## Text provided
# # #
On the island of Bali, roughly 14km North of Ubud you can find the stunning Tirta Empul Temple. A Hindu Balinese temple that has been around since 926 AD and is still being actively used to this day. Wander around the gardens or admire people who are doing the purification ritual, or even participate in the purification ritual in the water of the holy spring yourself. The Tirta Empul temple is dedicated to Vishnu, the Hindu God of Water, and is considered one of the most holy temples in Bali. A visit to Tirta Empul will guaranteed be a unique experience, so read here everything you need to know about visiting the Tirta Empul Temple in Bali…
Where is Ubud?
Roughly 1,5 hours North of the party paradises of Kuta you will find the small town of Ubud. While the centre is filled with tourists and touristic shops it isn’t hard to escape the crowds in Ubud. Drive half an hour North and you will find yourself between some of the most stunning rice terraces you have ever seen, drive 45 min east and explore stunning waterfalls such as the Tibumama Waterfall! There is a reason Ubud is such a touristic hotspot, and going to Bali, Ubud is a place that should be on your itinerary!
# # #
## Provided information
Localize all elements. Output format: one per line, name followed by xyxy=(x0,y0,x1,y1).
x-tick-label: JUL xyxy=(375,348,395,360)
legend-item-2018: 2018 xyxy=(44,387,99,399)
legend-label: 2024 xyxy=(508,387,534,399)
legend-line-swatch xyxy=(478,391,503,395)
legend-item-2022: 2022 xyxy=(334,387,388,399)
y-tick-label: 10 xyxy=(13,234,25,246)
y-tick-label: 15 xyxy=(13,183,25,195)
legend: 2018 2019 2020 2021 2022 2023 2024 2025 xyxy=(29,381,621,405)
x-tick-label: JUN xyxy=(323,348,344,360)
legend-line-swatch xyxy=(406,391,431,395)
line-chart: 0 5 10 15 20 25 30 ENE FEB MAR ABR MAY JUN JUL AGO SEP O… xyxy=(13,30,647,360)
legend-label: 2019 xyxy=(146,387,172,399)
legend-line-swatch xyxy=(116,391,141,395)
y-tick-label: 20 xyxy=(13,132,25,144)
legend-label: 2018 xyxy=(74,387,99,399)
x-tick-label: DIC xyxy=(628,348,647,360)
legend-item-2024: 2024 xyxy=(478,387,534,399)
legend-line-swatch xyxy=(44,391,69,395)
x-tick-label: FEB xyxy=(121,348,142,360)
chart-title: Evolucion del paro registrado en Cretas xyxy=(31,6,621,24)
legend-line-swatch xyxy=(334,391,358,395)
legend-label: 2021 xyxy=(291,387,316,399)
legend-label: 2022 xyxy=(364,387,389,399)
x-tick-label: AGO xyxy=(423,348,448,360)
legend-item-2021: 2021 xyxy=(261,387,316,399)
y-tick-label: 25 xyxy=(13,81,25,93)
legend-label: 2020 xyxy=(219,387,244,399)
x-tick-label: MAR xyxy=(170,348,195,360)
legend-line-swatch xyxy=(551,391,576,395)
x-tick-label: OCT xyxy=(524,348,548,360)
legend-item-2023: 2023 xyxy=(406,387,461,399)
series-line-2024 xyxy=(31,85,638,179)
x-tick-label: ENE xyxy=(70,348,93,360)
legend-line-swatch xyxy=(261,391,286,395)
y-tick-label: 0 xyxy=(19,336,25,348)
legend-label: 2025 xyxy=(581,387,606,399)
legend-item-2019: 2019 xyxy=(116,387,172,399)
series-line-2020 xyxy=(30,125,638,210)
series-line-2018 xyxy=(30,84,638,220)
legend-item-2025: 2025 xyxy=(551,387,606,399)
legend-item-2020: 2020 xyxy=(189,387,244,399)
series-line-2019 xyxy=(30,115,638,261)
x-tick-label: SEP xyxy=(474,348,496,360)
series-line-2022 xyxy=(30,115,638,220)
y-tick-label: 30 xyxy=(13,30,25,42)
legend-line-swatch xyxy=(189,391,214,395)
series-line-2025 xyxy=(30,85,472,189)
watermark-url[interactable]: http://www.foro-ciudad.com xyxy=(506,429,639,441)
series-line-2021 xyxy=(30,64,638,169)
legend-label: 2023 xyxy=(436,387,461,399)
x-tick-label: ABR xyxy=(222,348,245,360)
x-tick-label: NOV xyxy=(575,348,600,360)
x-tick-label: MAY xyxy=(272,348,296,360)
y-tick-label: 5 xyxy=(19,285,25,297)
# # #
## Set problem
In the text about Tirta Empul Temple, which god is the temple dedicated to?

## Written response
Vishnu, the Hindu God of Water.